Written instruction:
Go through the material below and copy all lines with "Eriks".

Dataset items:
-- begin --
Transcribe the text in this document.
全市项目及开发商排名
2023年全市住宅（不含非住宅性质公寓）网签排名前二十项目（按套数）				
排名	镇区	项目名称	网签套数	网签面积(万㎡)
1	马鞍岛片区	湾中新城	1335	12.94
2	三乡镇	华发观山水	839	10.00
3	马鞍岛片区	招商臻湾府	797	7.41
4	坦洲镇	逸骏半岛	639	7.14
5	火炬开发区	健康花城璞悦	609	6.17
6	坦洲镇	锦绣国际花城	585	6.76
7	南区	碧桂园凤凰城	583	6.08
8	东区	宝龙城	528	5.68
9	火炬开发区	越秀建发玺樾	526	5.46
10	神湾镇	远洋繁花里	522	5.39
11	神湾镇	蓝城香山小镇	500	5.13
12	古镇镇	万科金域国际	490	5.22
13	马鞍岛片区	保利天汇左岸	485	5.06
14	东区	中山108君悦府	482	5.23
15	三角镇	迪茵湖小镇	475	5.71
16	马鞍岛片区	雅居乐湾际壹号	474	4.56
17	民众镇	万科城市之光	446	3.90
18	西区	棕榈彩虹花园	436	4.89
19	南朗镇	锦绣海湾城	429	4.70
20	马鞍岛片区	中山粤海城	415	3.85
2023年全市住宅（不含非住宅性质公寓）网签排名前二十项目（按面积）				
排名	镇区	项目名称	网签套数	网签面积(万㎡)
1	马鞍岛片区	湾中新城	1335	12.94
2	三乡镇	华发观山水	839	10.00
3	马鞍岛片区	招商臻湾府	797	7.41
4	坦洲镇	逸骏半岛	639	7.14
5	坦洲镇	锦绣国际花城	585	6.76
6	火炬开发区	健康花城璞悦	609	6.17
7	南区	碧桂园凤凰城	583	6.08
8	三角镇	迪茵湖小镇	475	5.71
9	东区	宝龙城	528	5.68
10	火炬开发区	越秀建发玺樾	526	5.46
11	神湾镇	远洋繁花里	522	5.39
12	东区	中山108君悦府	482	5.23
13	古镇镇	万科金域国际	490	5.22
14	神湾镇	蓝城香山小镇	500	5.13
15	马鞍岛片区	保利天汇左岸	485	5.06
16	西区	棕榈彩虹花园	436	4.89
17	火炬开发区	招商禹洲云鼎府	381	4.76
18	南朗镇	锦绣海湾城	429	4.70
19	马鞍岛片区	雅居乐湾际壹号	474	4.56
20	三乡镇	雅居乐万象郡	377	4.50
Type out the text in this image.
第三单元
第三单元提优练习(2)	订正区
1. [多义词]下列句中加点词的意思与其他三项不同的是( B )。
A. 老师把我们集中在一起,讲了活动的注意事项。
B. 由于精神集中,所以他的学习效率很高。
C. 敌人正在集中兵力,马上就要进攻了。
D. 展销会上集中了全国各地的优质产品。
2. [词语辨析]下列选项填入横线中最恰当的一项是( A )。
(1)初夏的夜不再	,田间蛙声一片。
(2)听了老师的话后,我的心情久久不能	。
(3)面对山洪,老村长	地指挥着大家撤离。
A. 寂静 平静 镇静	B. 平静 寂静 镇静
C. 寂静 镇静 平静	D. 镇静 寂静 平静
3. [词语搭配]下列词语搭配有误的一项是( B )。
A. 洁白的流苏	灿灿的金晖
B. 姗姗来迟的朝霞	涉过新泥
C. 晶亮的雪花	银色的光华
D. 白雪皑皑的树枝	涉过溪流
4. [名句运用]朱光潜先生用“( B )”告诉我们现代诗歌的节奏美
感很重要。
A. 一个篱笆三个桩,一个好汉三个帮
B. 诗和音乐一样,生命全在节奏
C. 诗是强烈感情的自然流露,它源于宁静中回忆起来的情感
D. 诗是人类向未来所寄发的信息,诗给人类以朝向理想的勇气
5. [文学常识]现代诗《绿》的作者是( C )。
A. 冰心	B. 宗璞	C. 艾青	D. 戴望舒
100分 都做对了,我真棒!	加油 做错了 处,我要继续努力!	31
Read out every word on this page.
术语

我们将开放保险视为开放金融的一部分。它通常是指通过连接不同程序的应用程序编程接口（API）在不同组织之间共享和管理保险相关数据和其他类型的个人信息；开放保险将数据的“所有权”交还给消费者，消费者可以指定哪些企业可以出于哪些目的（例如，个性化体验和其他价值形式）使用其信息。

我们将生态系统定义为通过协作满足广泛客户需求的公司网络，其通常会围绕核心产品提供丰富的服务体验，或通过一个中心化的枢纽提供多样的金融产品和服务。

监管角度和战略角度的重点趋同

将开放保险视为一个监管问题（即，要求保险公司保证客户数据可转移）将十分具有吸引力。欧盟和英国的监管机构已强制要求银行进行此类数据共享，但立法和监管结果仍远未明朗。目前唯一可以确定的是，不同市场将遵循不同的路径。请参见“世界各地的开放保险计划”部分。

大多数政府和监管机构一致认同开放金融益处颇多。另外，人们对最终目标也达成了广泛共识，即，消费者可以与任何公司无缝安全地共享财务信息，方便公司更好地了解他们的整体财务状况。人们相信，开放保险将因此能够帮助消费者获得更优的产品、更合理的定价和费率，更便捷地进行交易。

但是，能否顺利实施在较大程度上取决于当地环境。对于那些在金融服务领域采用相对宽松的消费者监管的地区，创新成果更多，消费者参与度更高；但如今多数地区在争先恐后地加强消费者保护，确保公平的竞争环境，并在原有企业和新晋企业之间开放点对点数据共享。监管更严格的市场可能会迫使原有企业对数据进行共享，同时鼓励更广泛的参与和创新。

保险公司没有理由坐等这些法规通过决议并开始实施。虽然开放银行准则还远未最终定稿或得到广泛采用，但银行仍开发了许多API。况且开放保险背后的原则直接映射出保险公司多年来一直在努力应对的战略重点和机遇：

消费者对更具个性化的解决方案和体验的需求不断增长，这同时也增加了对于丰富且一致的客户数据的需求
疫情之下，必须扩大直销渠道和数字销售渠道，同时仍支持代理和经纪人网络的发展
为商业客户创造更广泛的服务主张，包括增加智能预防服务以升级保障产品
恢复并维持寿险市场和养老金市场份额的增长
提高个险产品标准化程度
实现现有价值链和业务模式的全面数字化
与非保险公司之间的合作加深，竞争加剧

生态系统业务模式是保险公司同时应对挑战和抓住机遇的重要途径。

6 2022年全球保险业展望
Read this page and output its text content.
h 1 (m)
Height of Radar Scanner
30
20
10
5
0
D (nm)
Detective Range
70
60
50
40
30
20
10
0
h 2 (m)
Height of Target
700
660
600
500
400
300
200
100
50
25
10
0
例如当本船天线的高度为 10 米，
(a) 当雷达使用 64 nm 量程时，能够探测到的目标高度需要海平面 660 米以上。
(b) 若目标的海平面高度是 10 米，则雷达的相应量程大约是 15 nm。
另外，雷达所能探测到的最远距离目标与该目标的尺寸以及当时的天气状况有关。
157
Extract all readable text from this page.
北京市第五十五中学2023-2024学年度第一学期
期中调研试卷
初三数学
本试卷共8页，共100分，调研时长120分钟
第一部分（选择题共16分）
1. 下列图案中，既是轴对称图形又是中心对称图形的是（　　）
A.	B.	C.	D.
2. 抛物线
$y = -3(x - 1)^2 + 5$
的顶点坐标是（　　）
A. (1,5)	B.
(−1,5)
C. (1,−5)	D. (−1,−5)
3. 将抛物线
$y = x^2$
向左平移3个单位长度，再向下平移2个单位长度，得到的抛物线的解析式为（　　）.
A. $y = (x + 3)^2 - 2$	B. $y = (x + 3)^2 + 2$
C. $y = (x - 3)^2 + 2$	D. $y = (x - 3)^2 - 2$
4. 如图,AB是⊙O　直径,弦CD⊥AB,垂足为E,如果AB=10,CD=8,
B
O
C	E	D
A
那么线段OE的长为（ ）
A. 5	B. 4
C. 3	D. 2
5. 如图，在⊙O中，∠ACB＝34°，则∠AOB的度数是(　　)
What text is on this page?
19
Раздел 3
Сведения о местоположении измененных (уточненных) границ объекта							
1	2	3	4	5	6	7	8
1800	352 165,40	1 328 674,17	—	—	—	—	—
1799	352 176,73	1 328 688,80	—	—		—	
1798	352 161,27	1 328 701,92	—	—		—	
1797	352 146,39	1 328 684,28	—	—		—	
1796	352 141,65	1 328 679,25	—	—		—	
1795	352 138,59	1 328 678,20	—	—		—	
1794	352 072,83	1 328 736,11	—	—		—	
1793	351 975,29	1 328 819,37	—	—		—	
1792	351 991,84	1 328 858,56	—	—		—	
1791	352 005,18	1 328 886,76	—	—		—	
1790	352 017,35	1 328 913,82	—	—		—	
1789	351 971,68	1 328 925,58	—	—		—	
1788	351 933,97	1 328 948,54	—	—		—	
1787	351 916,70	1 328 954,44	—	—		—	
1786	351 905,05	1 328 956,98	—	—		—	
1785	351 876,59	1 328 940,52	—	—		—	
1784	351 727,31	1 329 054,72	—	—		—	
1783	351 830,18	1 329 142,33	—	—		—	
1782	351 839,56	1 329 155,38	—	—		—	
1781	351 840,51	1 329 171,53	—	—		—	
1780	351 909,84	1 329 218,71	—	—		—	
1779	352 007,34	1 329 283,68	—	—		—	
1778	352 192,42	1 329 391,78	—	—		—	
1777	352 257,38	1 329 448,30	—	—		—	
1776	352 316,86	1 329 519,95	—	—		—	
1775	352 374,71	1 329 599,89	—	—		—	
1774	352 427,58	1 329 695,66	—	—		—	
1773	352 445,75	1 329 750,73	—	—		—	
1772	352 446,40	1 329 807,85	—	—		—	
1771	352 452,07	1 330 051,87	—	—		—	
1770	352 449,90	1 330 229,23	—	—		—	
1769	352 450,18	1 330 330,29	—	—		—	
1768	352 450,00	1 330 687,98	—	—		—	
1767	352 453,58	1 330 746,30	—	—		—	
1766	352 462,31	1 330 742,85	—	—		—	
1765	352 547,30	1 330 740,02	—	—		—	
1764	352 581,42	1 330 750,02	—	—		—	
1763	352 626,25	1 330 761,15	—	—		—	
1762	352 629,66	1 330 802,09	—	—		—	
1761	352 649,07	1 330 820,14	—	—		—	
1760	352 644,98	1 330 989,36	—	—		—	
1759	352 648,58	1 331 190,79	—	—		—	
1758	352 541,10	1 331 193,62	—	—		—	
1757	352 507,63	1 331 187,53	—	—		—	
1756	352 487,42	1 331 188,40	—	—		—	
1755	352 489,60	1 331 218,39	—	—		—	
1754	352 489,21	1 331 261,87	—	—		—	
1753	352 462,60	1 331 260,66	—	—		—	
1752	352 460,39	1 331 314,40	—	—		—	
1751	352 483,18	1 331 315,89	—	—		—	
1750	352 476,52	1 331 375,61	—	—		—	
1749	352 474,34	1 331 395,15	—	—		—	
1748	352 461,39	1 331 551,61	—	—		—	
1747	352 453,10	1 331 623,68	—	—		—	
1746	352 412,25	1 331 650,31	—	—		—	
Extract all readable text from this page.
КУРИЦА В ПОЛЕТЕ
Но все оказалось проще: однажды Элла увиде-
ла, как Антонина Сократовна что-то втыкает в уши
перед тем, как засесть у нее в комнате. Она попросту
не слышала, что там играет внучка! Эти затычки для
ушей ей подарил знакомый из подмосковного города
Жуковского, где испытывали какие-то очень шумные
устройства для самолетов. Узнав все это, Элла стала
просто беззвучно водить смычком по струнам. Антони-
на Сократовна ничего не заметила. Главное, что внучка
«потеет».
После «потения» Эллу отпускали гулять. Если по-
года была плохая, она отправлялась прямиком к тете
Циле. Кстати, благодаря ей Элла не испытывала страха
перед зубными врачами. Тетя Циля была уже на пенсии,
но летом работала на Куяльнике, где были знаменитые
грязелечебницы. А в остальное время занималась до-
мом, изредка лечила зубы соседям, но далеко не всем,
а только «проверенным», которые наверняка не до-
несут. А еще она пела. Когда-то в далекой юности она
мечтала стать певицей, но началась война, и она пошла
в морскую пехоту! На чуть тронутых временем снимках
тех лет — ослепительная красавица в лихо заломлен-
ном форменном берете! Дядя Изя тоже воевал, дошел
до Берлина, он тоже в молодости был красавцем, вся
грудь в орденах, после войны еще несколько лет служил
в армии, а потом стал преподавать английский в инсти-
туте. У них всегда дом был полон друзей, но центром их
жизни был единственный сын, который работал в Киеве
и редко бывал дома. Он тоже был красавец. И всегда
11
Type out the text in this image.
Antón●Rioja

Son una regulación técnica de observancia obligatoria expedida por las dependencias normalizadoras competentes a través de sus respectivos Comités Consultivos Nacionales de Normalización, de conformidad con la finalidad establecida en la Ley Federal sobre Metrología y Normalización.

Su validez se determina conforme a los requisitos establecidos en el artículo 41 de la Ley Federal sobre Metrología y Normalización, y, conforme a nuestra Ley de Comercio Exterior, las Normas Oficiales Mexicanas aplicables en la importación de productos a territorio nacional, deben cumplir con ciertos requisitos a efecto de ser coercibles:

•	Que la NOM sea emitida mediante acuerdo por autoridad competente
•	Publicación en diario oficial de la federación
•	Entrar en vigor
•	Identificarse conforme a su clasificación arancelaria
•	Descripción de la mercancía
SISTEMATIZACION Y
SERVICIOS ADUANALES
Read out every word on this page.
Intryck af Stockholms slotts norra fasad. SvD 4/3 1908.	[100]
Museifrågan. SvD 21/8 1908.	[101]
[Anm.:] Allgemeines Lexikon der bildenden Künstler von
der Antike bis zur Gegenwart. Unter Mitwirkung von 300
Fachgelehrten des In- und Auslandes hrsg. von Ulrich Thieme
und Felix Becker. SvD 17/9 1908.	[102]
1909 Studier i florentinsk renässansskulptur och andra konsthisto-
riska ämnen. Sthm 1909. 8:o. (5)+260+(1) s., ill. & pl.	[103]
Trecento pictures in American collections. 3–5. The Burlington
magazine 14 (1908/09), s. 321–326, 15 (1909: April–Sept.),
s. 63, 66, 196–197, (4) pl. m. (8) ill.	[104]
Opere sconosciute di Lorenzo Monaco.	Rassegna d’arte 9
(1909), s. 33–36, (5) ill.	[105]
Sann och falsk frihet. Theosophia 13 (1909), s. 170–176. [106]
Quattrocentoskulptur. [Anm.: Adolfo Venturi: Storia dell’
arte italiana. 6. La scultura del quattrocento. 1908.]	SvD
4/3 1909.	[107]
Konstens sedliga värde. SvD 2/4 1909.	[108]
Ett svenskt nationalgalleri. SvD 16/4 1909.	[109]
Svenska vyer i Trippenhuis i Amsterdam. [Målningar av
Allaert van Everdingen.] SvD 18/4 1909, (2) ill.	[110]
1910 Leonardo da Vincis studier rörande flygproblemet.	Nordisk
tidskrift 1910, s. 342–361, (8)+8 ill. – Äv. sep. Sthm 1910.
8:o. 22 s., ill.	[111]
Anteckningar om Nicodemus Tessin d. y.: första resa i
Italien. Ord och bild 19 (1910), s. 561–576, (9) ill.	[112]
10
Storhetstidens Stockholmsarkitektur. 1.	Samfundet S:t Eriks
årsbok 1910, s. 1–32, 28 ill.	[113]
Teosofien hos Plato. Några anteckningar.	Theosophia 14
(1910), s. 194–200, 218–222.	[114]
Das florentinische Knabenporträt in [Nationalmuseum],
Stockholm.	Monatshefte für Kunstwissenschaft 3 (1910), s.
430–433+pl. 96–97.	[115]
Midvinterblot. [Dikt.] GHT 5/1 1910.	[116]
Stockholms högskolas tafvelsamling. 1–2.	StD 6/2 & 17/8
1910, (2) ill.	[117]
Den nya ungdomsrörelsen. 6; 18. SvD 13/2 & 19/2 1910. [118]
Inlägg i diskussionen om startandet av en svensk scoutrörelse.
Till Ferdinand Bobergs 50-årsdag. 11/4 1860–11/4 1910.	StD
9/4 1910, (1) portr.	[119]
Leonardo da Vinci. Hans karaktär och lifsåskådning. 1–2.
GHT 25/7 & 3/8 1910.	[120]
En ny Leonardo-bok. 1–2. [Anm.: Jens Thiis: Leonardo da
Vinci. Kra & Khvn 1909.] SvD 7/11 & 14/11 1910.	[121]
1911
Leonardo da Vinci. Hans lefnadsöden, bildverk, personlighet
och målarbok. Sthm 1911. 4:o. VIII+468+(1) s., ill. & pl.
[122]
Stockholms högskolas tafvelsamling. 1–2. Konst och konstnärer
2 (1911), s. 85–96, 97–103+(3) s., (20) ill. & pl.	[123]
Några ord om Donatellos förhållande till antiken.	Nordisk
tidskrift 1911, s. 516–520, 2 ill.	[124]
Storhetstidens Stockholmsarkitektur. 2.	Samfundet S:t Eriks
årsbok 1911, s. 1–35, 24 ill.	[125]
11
-- end --
Task result:
Storhetstidens Stockholmsarkitektur. 1.	Samfundet S:t Eriks
Storhetstidens Stockholmsarkitektur. 2.	Samfundet S:t Eriks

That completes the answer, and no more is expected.